Exercise -
Copy each line that holds "What".

The records -
--
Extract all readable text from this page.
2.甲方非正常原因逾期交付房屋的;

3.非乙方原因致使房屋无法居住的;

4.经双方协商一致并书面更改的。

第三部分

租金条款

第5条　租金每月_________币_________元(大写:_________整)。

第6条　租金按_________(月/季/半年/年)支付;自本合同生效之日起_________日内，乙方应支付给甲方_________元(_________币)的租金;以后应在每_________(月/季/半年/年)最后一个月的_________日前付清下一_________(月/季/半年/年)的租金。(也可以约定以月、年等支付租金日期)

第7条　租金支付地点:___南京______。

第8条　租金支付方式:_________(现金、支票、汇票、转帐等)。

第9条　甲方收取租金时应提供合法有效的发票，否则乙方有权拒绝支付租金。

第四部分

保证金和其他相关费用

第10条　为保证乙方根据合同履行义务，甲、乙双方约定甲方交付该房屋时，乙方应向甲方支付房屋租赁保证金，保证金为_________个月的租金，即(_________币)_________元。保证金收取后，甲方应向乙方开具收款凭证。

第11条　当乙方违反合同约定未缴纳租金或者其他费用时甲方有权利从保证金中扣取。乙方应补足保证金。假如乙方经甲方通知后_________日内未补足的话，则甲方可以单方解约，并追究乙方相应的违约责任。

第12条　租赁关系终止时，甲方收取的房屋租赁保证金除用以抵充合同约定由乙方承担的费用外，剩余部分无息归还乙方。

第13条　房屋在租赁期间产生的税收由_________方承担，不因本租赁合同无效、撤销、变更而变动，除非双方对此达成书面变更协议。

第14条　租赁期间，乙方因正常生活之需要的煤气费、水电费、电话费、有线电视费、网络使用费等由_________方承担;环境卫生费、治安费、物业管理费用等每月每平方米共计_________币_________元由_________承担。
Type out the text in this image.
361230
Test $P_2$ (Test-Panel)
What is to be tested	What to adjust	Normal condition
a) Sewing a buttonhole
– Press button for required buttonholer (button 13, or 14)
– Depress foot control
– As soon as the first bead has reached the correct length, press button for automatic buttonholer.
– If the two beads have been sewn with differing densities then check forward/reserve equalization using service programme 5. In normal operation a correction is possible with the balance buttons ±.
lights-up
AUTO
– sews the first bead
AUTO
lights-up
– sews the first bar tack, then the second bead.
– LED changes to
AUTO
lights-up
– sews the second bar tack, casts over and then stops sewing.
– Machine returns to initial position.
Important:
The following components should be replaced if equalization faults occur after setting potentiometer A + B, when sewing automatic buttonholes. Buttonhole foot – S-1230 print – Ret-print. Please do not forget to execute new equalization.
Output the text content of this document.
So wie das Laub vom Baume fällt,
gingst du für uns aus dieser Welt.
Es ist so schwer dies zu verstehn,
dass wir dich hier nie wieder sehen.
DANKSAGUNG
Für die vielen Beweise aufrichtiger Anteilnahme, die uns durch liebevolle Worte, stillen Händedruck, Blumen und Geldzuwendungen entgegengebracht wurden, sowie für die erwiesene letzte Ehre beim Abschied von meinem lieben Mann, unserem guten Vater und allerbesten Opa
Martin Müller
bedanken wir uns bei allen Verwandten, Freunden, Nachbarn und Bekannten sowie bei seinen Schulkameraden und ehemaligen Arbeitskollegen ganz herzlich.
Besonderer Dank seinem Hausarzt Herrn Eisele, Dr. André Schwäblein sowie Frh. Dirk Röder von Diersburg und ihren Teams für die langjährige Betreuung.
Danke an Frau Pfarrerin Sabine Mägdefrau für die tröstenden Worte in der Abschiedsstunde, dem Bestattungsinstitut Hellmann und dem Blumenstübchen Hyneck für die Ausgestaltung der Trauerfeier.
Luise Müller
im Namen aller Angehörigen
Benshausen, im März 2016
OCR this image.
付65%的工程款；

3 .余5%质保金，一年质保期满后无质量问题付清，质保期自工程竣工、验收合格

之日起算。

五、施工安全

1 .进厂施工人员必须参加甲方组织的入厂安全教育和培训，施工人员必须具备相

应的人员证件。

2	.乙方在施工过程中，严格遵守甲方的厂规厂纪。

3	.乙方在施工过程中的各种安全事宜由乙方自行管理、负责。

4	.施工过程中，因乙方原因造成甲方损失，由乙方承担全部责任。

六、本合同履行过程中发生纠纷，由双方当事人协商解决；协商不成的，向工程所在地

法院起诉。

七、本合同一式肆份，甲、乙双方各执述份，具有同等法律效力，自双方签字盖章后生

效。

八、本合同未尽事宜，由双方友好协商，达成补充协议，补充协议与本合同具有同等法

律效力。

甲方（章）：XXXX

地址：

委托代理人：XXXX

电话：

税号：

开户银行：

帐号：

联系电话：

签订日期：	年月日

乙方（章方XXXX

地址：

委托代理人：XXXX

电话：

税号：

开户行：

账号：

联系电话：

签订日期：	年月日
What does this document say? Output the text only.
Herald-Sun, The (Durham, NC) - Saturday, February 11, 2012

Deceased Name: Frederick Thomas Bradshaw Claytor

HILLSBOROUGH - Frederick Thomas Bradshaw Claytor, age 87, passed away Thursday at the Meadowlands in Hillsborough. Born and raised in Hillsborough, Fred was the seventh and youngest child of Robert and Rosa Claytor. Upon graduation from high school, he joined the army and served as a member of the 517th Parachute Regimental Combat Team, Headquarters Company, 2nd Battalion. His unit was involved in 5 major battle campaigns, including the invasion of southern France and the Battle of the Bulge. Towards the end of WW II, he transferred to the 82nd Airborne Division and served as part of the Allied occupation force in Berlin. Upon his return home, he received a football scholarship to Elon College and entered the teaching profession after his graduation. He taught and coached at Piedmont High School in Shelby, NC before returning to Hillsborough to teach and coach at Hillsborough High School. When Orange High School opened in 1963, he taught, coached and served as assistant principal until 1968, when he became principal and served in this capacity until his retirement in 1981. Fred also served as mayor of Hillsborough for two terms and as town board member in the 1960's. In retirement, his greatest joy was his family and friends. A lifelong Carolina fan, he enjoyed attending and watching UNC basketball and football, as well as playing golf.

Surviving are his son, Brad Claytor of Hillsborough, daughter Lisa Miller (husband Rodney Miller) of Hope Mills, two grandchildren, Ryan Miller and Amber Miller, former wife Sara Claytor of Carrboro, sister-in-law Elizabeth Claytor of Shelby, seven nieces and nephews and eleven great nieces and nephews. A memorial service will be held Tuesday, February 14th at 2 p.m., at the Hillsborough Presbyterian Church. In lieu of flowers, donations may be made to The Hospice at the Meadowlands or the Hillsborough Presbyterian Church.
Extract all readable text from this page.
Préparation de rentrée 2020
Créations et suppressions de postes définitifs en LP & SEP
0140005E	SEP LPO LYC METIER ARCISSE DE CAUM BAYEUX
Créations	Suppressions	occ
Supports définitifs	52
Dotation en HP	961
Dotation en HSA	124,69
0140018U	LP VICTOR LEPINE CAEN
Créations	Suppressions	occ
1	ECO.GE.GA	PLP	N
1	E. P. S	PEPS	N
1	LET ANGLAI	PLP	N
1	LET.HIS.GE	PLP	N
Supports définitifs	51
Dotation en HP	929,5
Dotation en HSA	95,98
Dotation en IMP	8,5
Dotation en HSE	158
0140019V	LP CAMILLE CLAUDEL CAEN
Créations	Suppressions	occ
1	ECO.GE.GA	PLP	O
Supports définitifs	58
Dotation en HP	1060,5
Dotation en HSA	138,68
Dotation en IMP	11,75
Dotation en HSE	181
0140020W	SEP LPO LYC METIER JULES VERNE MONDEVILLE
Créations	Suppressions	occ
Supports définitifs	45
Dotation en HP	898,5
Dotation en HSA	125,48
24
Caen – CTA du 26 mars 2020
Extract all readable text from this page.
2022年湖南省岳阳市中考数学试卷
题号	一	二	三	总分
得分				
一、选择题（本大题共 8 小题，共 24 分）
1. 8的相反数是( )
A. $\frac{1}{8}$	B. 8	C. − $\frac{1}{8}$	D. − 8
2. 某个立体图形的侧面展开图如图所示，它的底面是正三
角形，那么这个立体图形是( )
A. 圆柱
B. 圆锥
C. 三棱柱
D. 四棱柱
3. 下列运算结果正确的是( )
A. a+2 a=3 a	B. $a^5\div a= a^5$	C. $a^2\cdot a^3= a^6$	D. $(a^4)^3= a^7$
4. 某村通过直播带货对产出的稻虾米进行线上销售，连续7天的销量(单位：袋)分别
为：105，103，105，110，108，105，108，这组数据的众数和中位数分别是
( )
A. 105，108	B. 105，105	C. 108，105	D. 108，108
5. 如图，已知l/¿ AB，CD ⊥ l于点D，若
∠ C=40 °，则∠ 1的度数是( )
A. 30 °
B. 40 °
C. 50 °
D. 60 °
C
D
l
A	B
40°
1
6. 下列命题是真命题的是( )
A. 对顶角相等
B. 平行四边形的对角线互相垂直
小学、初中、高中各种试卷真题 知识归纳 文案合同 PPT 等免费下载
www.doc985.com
--
Written response -
What is to be tested	What to adjust	Normal condition
What does this document say? Output the text only.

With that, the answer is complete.